=== Exercise instructions ===
Work through the data below and copy out every line where "JSON" is found.

Dataset rows about figures:
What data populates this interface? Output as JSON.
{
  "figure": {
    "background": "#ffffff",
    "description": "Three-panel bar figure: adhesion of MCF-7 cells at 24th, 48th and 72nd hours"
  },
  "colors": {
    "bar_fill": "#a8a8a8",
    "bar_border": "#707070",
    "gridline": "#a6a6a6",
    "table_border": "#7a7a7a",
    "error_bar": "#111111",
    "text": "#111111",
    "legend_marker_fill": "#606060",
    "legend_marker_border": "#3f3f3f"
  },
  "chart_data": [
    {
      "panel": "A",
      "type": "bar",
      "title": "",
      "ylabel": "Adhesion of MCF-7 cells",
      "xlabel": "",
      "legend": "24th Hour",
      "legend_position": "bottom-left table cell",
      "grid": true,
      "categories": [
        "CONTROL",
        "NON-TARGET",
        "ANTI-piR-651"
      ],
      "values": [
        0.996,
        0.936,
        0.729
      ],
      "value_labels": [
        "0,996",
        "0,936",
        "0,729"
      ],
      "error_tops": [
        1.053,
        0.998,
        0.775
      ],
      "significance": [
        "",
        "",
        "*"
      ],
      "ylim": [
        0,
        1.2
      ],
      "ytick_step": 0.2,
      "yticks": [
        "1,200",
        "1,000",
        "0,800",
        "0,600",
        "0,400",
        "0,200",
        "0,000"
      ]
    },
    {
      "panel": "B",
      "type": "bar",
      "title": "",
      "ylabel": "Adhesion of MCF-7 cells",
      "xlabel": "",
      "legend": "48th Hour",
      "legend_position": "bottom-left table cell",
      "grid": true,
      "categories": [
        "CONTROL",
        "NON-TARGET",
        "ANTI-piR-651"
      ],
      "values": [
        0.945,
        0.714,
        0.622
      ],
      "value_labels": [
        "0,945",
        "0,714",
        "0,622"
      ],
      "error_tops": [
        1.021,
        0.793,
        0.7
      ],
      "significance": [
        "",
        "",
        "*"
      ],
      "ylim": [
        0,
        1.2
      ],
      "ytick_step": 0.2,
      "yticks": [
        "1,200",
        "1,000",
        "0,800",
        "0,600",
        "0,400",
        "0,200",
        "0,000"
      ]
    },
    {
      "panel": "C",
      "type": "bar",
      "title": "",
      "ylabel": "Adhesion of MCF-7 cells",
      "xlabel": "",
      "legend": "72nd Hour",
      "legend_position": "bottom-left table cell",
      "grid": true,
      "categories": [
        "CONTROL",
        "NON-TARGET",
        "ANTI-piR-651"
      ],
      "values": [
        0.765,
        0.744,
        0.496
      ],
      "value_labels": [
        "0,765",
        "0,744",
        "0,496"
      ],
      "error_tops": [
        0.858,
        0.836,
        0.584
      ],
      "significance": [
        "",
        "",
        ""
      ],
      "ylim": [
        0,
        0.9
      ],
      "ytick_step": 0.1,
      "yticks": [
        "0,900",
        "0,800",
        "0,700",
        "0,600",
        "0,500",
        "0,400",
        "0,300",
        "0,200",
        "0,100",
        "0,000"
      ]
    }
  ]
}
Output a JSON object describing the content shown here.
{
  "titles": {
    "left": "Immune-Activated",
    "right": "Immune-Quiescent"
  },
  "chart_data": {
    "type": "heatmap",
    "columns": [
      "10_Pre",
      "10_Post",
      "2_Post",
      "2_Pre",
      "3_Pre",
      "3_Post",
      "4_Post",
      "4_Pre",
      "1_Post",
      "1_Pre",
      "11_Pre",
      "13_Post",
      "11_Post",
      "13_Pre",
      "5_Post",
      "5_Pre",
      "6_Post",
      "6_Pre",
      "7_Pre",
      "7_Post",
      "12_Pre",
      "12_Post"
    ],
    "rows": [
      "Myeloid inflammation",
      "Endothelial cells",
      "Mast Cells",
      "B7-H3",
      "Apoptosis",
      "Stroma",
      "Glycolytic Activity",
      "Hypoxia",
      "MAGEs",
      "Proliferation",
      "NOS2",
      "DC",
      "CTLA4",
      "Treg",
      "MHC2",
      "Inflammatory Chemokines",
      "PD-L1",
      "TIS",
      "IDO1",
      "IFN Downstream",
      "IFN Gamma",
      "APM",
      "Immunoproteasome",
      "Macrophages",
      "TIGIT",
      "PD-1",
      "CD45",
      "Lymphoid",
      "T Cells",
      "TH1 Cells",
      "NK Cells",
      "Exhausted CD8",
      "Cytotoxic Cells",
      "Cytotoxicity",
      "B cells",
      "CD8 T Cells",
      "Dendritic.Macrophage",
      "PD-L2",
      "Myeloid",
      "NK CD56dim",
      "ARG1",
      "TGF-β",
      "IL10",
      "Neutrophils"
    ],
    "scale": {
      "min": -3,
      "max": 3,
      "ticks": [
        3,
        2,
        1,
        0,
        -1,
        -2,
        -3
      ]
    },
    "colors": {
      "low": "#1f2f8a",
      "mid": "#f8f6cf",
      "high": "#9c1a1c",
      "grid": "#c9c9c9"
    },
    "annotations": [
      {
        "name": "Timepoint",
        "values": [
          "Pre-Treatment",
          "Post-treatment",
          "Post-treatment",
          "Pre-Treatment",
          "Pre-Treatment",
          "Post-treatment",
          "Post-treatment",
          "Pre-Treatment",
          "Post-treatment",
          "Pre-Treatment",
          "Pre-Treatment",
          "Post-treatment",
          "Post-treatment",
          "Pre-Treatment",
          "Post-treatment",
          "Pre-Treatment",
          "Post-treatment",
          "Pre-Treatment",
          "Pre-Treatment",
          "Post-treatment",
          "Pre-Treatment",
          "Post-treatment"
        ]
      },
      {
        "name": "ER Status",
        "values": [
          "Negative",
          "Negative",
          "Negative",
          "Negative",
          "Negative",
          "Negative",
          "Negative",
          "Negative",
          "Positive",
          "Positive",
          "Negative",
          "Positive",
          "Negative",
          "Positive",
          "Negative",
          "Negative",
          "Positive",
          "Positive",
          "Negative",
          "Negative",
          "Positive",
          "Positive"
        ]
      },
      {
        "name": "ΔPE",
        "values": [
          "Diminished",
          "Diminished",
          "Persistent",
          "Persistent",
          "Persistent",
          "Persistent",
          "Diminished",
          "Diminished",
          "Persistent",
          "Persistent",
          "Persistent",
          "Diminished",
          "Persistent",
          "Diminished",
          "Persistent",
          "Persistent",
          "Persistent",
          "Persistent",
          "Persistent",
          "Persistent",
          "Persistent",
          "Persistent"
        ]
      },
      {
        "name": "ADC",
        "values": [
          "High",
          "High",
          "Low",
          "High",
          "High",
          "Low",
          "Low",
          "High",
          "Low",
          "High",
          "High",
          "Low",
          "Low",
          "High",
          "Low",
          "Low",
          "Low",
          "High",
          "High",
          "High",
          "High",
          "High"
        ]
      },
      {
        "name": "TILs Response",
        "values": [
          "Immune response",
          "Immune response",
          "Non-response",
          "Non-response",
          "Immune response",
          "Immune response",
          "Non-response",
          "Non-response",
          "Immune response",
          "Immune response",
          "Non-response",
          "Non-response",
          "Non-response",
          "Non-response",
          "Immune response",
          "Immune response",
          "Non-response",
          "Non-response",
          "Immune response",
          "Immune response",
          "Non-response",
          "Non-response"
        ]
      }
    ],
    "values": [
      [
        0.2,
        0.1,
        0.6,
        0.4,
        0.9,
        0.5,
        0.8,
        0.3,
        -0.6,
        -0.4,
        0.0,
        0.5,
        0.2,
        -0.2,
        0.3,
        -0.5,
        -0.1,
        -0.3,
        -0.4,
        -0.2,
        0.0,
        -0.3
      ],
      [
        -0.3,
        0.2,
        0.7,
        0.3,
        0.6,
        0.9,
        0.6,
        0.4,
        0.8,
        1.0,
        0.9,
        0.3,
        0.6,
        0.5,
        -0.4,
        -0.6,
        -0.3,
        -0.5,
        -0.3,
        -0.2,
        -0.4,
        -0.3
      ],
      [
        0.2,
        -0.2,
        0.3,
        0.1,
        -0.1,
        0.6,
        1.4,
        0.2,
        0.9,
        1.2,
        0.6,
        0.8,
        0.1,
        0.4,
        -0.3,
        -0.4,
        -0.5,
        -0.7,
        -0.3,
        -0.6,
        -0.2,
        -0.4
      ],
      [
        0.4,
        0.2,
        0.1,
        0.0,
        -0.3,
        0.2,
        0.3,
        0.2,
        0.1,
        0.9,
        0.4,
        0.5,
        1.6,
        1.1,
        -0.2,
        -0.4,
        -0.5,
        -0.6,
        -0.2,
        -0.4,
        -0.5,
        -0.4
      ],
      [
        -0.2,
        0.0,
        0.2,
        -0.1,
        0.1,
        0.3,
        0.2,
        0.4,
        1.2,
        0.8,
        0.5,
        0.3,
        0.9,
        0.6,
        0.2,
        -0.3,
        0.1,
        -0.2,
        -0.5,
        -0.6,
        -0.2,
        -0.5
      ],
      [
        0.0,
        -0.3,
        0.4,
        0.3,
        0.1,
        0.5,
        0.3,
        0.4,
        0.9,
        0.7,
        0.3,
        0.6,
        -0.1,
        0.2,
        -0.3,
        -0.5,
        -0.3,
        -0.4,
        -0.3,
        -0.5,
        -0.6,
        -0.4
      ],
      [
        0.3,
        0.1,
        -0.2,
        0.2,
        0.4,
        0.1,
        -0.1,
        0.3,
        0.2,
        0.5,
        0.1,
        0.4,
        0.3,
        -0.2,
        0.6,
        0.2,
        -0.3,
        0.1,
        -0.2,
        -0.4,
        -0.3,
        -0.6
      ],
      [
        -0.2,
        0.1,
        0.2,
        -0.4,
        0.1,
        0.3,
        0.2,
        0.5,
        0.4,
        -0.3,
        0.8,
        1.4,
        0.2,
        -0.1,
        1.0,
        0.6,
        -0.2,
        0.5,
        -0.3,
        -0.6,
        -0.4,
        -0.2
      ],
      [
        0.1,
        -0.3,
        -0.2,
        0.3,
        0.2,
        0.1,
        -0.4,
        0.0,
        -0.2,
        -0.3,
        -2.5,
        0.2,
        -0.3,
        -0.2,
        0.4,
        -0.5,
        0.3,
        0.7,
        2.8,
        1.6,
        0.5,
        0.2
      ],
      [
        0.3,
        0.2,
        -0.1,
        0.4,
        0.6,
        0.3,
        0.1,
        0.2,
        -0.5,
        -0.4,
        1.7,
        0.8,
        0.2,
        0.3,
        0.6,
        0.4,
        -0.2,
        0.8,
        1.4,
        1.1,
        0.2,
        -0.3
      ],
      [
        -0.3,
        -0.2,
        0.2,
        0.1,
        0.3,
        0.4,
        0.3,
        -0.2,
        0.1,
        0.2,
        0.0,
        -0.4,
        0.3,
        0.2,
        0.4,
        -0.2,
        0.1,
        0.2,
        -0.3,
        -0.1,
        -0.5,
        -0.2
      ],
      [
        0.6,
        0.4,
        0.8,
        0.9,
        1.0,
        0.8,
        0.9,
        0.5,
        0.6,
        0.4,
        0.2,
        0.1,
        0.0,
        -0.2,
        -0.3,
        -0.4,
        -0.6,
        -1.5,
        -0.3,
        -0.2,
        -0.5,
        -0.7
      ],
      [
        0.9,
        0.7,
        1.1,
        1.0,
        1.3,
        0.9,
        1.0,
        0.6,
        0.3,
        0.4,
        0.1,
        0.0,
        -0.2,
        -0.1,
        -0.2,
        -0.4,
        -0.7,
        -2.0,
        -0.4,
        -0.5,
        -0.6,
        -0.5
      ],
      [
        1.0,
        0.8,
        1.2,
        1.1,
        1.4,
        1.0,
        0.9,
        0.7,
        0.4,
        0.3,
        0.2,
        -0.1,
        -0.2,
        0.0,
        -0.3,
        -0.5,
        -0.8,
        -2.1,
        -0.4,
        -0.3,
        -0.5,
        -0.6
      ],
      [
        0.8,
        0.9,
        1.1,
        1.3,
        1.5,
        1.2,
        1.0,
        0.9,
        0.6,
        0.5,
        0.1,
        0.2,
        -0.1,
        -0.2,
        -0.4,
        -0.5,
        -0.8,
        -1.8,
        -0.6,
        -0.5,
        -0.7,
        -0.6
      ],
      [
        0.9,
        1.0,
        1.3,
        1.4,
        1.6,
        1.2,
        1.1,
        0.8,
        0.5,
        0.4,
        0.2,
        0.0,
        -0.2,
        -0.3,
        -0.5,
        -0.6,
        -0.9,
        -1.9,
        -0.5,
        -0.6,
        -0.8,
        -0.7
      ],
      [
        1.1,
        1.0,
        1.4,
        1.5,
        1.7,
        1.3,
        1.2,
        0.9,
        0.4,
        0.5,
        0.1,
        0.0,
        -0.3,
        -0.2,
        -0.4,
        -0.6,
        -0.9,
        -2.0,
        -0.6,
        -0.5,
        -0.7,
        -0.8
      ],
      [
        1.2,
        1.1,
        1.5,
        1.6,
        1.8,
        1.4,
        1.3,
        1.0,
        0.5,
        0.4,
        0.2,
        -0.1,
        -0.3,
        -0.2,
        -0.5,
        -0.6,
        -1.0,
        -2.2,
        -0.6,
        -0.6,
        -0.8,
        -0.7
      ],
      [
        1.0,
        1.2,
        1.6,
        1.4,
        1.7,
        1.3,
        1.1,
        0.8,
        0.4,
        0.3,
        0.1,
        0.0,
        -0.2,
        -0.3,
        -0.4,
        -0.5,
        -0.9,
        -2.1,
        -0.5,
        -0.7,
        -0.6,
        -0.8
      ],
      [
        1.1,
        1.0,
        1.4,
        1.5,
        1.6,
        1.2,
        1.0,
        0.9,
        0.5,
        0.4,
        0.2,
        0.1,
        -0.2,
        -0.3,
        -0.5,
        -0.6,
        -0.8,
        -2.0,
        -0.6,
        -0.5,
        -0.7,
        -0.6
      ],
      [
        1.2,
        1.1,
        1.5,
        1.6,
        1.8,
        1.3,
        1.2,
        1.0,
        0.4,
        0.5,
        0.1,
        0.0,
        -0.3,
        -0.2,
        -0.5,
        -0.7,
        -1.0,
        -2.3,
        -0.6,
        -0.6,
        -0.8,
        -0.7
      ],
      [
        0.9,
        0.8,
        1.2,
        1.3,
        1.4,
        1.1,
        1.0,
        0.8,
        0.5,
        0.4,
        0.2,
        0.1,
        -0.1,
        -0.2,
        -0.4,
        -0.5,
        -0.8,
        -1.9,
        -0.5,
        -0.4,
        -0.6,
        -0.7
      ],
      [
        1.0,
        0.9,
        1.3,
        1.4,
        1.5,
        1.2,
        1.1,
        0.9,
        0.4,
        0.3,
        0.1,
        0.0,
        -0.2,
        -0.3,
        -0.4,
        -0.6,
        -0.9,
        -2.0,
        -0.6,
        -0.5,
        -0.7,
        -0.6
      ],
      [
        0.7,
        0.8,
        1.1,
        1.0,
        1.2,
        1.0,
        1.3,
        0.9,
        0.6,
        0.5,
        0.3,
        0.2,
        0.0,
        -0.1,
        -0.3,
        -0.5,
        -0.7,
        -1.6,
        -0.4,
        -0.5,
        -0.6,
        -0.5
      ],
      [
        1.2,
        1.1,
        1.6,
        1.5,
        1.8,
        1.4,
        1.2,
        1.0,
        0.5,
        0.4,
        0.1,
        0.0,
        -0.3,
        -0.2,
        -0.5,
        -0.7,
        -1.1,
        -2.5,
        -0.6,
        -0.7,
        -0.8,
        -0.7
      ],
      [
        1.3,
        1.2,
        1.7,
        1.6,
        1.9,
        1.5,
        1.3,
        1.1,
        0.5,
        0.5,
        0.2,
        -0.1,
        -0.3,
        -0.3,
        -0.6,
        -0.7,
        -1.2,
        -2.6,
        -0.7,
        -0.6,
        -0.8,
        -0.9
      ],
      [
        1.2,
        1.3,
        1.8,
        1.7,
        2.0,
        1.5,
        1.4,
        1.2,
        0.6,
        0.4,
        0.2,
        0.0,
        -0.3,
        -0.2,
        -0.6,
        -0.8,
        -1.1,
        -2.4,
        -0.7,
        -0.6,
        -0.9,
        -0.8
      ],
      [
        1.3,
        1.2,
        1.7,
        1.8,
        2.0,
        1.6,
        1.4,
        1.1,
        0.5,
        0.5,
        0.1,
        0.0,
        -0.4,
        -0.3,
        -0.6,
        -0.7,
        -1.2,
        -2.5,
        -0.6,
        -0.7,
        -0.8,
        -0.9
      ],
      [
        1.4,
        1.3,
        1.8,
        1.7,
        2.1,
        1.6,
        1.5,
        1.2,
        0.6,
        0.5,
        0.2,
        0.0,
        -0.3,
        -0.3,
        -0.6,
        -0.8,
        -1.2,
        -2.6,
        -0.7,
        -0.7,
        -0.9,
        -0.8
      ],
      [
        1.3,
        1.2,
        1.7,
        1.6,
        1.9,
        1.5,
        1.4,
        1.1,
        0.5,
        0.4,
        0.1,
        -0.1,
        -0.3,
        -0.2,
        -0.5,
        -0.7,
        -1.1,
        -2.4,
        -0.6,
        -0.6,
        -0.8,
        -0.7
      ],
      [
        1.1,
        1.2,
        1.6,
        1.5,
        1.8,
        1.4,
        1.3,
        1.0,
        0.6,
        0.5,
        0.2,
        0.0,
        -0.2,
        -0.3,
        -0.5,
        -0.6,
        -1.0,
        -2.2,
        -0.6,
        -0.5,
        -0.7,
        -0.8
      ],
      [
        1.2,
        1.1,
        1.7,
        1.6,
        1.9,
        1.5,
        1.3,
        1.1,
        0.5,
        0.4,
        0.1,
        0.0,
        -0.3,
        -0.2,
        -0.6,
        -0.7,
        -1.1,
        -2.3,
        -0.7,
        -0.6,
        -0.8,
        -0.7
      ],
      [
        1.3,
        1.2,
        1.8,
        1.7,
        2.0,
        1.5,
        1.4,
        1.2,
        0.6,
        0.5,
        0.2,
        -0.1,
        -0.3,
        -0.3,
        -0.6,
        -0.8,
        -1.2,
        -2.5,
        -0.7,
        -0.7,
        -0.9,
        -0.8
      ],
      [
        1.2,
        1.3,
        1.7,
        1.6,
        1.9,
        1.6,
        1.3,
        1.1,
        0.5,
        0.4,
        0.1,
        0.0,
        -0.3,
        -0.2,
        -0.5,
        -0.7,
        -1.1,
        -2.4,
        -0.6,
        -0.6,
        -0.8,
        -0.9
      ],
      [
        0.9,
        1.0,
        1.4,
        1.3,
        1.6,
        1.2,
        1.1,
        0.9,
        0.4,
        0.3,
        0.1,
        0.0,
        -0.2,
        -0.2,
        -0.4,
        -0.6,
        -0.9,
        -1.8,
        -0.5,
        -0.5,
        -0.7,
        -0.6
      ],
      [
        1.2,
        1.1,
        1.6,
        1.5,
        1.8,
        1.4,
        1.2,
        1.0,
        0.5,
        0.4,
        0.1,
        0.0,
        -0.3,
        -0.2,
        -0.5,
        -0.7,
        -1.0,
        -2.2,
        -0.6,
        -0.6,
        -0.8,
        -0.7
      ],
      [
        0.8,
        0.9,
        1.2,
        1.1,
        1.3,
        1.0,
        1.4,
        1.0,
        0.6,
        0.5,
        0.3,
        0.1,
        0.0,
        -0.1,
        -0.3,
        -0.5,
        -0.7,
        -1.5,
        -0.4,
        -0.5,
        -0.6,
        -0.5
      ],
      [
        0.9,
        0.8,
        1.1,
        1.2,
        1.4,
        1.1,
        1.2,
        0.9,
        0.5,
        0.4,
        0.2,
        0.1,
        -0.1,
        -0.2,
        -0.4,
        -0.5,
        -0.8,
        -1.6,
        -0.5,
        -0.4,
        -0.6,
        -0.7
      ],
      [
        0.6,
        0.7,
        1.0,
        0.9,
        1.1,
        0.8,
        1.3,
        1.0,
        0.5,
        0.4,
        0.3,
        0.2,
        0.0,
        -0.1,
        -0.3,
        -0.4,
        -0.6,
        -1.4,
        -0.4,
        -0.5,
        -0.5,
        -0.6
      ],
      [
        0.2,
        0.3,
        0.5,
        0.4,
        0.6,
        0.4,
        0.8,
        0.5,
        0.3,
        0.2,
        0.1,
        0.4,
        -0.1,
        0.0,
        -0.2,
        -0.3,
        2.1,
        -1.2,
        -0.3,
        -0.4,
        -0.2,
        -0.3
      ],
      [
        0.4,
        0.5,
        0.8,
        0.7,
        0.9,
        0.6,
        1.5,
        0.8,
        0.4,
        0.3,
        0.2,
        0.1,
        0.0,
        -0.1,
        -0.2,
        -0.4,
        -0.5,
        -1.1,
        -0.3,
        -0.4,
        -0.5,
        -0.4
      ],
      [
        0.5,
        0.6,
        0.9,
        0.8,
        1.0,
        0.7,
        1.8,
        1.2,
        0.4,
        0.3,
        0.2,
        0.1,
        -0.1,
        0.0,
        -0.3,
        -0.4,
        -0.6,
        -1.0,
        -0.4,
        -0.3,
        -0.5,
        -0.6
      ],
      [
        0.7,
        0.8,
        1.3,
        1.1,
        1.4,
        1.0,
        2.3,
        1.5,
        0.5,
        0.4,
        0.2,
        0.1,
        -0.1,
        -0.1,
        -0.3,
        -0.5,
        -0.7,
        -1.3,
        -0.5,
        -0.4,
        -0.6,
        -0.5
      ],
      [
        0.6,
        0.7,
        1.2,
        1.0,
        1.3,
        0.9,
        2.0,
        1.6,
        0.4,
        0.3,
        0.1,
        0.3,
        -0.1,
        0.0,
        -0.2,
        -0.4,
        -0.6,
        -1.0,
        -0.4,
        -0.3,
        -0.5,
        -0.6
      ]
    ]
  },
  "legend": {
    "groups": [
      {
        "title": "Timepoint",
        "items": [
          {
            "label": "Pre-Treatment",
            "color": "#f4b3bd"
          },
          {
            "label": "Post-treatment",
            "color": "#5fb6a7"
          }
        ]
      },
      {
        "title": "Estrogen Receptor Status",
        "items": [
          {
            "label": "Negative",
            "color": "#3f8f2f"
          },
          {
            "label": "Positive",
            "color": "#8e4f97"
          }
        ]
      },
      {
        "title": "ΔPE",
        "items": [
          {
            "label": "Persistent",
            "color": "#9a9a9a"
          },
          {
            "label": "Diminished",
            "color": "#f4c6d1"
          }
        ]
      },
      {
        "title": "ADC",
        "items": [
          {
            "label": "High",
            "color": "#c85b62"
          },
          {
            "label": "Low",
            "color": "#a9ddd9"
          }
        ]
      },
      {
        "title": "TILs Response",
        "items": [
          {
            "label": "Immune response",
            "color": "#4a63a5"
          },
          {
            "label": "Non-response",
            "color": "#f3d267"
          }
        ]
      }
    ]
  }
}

=== Expected output ===
What data populates this interface? Output as JSON.
Output a JSON object describing the content shown here.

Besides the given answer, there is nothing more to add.